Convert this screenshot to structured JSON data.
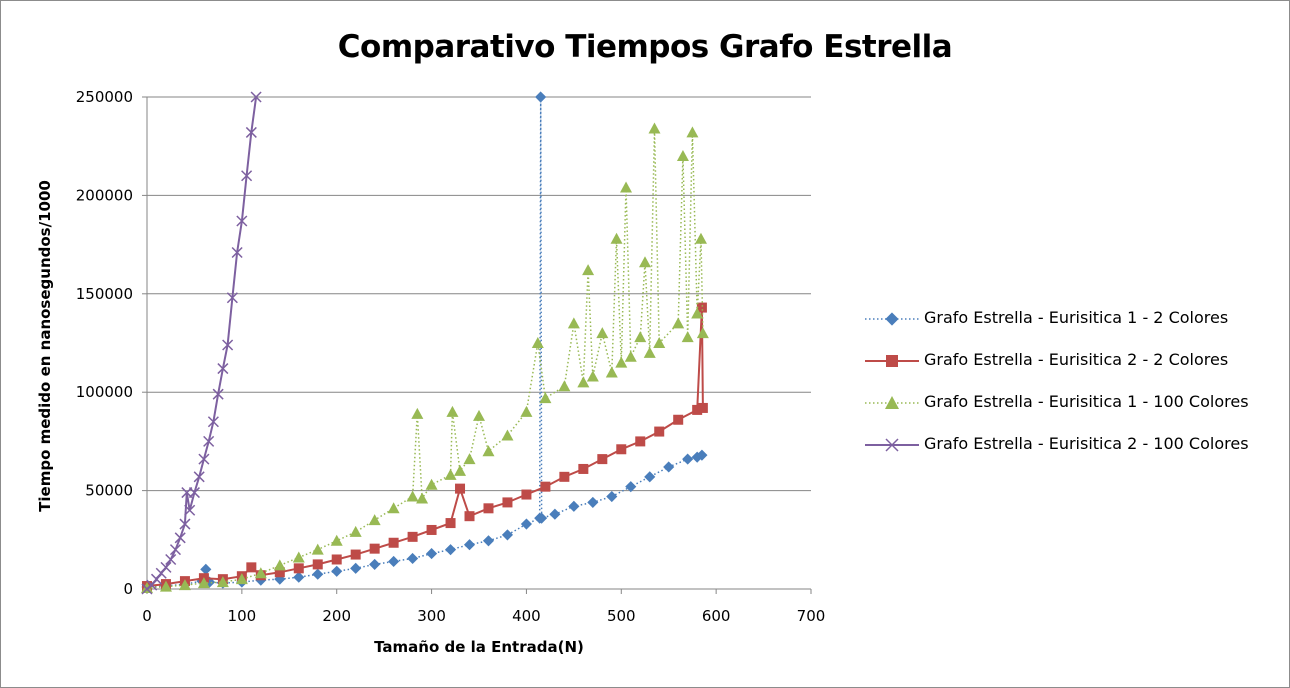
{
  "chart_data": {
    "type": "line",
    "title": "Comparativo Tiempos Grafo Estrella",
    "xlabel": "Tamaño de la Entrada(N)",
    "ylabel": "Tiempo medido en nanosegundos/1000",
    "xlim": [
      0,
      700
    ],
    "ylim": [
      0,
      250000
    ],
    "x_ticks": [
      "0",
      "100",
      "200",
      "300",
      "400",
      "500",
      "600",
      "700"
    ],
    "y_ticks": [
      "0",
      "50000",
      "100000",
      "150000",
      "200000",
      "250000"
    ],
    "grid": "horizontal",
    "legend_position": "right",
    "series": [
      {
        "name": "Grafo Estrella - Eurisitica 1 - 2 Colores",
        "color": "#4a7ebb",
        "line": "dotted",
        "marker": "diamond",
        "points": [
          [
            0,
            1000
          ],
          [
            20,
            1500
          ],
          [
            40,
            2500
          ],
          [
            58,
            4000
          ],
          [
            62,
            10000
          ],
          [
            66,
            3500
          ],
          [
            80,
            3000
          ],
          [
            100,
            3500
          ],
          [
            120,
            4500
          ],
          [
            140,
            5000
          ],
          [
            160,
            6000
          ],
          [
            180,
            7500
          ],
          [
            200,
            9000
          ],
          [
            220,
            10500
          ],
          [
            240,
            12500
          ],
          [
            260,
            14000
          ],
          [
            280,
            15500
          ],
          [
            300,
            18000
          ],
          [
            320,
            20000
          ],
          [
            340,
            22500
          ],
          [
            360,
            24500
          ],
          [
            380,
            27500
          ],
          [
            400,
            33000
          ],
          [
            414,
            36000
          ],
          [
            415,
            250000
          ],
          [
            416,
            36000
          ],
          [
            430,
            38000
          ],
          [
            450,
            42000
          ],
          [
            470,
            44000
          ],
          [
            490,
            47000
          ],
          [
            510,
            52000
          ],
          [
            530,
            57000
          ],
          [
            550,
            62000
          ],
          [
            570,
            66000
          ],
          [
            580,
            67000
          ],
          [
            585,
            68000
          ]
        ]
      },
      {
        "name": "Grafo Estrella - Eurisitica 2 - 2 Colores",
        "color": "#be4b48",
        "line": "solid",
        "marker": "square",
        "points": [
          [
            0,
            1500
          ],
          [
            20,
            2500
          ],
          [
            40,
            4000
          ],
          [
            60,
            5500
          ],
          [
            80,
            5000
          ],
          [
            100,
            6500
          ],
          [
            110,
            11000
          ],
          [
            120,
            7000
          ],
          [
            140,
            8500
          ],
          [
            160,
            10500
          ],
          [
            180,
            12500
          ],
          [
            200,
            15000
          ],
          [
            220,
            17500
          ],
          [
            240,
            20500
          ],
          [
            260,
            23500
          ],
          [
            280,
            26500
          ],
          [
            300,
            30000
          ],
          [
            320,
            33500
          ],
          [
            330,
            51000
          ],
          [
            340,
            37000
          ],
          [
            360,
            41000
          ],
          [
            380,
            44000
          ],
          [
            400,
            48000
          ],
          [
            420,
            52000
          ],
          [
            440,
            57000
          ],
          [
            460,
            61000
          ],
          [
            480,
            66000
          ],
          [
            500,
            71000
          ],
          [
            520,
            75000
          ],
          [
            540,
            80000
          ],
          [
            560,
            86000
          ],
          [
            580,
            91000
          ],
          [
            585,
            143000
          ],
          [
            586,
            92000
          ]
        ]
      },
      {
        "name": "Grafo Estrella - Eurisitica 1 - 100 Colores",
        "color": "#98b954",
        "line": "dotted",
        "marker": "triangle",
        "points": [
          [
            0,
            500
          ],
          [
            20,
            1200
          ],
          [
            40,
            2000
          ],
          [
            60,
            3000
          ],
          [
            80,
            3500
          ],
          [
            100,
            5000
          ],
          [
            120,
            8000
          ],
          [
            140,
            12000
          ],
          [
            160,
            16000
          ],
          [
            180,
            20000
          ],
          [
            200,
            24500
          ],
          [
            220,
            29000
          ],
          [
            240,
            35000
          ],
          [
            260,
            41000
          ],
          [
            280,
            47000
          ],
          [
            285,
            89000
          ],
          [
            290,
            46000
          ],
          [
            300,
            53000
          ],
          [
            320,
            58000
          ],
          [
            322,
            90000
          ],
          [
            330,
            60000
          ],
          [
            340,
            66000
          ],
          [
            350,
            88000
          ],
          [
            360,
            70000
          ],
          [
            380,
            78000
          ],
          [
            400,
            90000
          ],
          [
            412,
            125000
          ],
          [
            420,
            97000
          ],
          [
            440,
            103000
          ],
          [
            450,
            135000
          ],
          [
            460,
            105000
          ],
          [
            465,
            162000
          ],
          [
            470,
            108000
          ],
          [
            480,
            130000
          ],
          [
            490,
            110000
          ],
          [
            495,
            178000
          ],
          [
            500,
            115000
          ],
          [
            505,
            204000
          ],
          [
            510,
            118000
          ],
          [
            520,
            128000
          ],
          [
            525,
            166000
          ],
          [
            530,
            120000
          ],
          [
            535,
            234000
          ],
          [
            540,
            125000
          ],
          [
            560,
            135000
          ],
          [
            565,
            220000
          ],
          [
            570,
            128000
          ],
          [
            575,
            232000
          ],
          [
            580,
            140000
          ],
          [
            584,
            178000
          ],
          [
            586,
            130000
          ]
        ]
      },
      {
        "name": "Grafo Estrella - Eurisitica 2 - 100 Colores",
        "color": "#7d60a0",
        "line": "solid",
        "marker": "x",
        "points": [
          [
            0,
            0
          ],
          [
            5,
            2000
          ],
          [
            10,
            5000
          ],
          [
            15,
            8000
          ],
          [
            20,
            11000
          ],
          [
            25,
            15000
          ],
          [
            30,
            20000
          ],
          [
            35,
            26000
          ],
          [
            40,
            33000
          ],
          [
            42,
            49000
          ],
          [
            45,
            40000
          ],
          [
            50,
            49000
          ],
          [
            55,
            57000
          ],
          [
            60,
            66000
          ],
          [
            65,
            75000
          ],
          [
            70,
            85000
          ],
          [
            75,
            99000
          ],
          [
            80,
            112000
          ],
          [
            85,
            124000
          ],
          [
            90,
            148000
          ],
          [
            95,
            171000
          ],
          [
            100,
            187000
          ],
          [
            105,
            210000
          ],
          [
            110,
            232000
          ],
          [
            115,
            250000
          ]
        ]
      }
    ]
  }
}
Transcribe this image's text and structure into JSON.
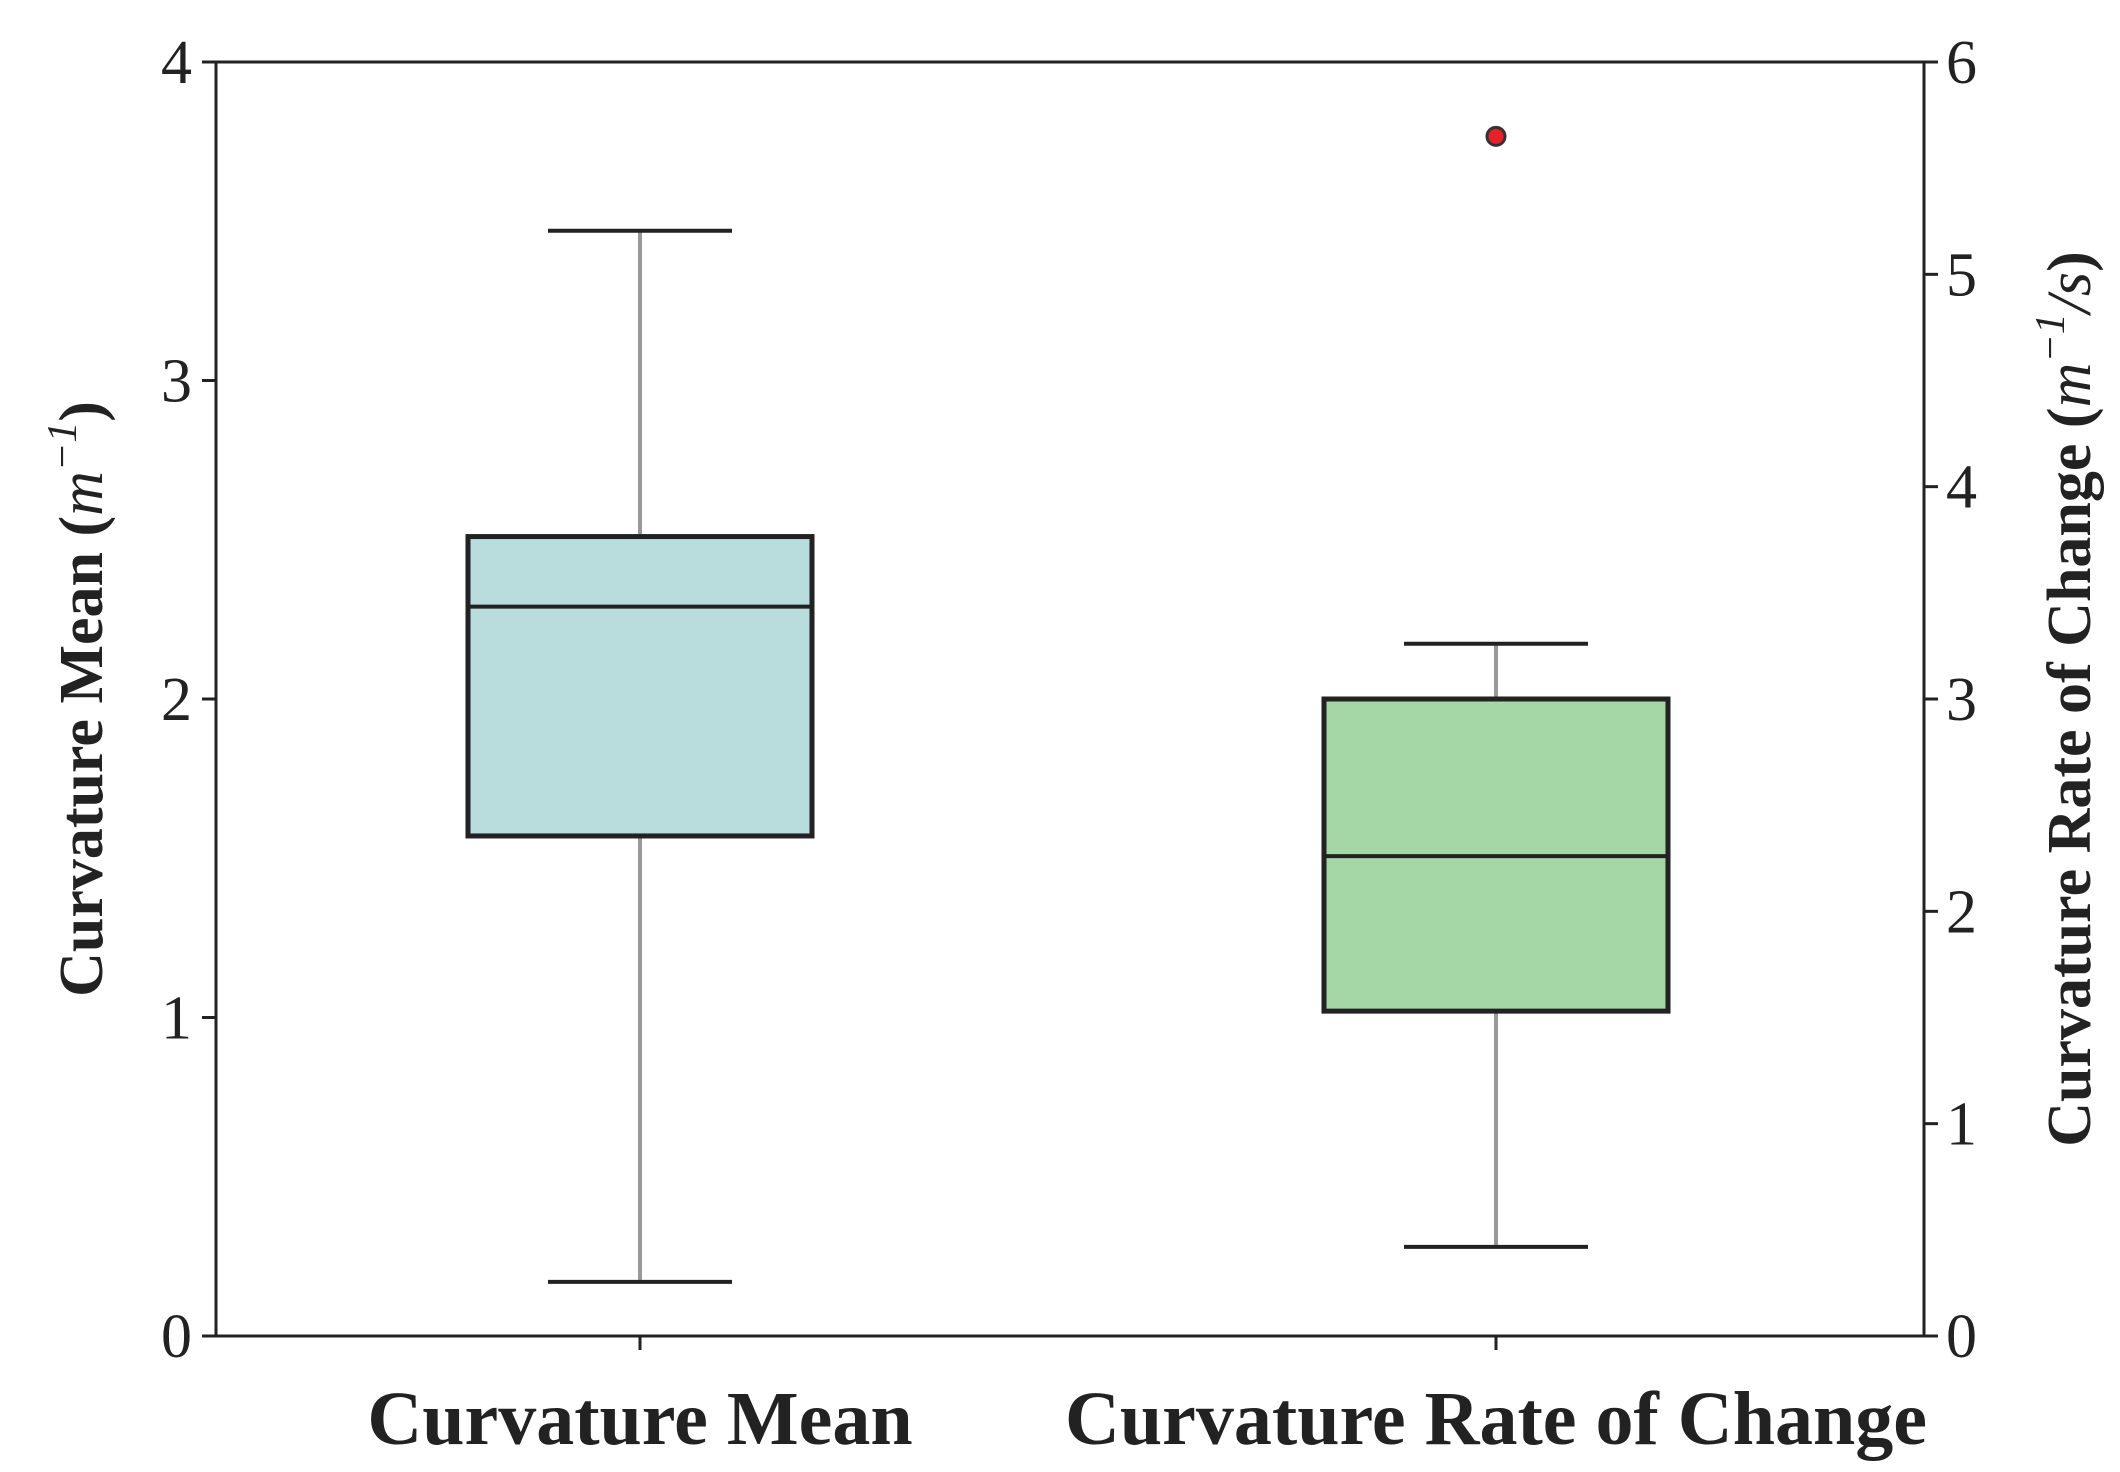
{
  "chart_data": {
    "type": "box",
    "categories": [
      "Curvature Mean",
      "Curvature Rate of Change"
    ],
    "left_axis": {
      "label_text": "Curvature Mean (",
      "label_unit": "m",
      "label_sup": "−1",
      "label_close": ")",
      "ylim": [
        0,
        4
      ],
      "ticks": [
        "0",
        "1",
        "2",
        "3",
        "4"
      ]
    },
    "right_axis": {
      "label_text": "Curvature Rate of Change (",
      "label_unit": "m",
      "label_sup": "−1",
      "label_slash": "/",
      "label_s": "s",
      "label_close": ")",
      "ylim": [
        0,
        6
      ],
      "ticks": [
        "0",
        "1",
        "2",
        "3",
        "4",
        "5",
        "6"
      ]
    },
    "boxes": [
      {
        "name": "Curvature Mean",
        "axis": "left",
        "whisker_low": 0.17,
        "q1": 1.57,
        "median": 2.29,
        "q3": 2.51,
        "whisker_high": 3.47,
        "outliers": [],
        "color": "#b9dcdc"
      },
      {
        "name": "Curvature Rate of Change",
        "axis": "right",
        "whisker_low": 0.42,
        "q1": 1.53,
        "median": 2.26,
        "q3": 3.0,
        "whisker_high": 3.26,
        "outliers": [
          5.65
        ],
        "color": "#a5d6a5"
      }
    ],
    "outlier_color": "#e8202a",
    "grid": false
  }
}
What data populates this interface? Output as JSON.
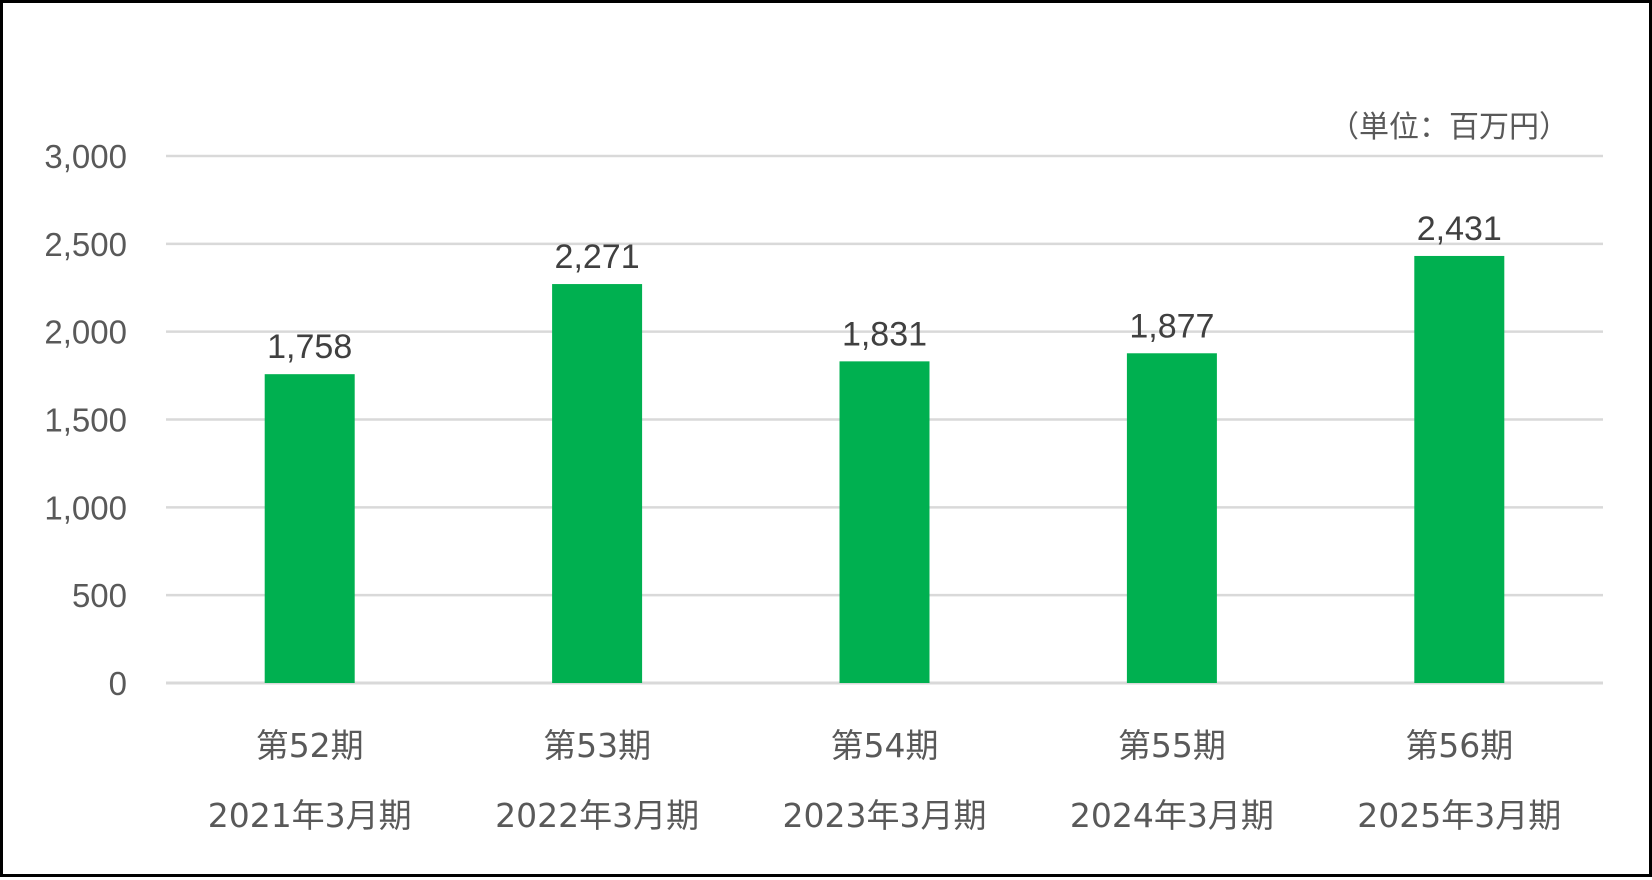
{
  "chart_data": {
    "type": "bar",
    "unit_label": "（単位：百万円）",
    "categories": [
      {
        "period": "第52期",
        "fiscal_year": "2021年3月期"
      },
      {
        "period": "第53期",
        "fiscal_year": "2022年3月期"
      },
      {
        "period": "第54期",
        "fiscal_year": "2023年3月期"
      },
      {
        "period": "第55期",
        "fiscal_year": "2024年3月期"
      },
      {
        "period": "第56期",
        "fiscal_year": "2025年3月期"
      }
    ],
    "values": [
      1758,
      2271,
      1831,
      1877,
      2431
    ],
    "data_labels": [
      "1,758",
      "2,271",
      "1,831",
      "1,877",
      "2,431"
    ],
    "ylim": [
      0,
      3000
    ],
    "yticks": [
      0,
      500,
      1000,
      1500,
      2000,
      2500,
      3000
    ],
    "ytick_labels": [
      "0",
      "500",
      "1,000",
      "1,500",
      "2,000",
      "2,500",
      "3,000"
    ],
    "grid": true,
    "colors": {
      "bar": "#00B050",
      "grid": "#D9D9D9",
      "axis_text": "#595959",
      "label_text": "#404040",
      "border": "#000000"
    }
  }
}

★ ★ ★ ★ ★ ★ ★

* Set problem: Of the lines above, how many hold the word "Grafo"? Say the number alone.

* The output: 5